[Dataset items]
§
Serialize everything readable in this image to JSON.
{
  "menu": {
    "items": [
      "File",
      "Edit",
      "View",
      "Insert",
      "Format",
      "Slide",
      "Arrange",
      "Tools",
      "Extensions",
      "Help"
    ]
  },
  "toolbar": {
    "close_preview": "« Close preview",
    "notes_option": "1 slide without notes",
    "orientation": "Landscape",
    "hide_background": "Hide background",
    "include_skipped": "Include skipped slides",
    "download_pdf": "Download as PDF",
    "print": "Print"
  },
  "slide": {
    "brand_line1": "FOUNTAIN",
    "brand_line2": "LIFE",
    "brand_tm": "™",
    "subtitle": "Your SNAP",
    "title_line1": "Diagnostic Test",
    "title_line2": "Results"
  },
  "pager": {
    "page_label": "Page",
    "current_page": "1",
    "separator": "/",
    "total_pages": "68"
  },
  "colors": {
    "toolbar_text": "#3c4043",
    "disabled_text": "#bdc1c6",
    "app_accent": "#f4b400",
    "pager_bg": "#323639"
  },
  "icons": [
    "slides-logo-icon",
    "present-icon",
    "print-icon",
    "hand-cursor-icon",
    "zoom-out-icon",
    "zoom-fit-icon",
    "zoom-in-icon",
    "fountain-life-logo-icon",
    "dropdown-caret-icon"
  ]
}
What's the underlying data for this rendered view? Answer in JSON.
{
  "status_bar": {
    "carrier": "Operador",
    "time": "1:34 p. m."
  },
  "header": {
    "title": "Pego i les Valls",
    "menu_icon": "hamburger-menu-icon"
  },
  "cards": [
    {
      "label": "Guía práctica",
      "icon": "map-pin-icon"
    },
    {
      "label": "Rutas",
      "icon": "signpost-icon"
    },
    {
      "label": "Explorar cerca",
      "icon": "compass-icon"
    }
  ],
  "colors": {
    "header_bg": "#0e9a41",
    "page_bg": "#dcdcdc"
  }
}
§
Quote every entry exactly.

§ **EXERCISE OUTPUT**:
Serialize everything readable in this image to JSON.
{
  "menu": {
    "items": [
      "File",
      "Edit",
      "View",
      "Insert",
      "Format",
      "Slide",
      "Arrange",
      "Tools",
      "Extensions",
      "Help"
    ]
  },
  "toolbar": {
    "close_preview": "« Close preview",
    "notes_option": "1 slide without notes",
    "orientation": "Landscape",
    "hide_background": "Hide background",
    "include_skipped": "Include skipped slides",
    "download_pdf": "Download as PDF",
    "print": "Print"
  },
  "slide": {
    "brand_line1": "FOUNTAIN",
    "brand_line2": "LIFE",
    "brand_tm": "™",
    "subtitle": "Your SNAP",
    "title_line1": "Diagnostic Test",
    "title_line2": "Results"
  },
  "pager": {
    "page_label": "Page",
    "current_page": "1",
    "separator": "/",
    "total_pages": "68"
  },
  "colors": {
    "toolbar_text": "#3c4043",
    "disabled_text": "#bdc1c6",
    "app_accent": "#f4b400",
    "pager_bg": "#323639"
  },
  "icons": [
    "slides-logo-icon",
    "present-icon",
    "print-icon",
    "hand-cursor-icon",
    "zoom-out-icon",
    "zoom-fit-icon",
    "zoom-in-icon",
    "fountain-life-logo-icon",
    "dropdown-caret-icon"
  ]
}
What's the underlying data for this rendered view? Answer in JSON.
{
  "status_bar": {
    "carrier": "Operador",
    "time": "1:34 p. m."
  },
  "header": {
    "title": "Pego i les Valls",
    "menu_icon": "hamburger-menu-icon"
  },
  "cards": [
    {
      "label": "Guía práctica",
      "icon": "map-pin-icon"
    },
    {
      "label": "Rutas",
      "icon": "signpost-icon"
    },
    {
      "label": "Explorar cerca",
      "icon": "compass-icon"
    }
  ],
  "colors": {
    "header_bg": "#0e9a41",
    "page_bg": "#dcdcdc"
  }
}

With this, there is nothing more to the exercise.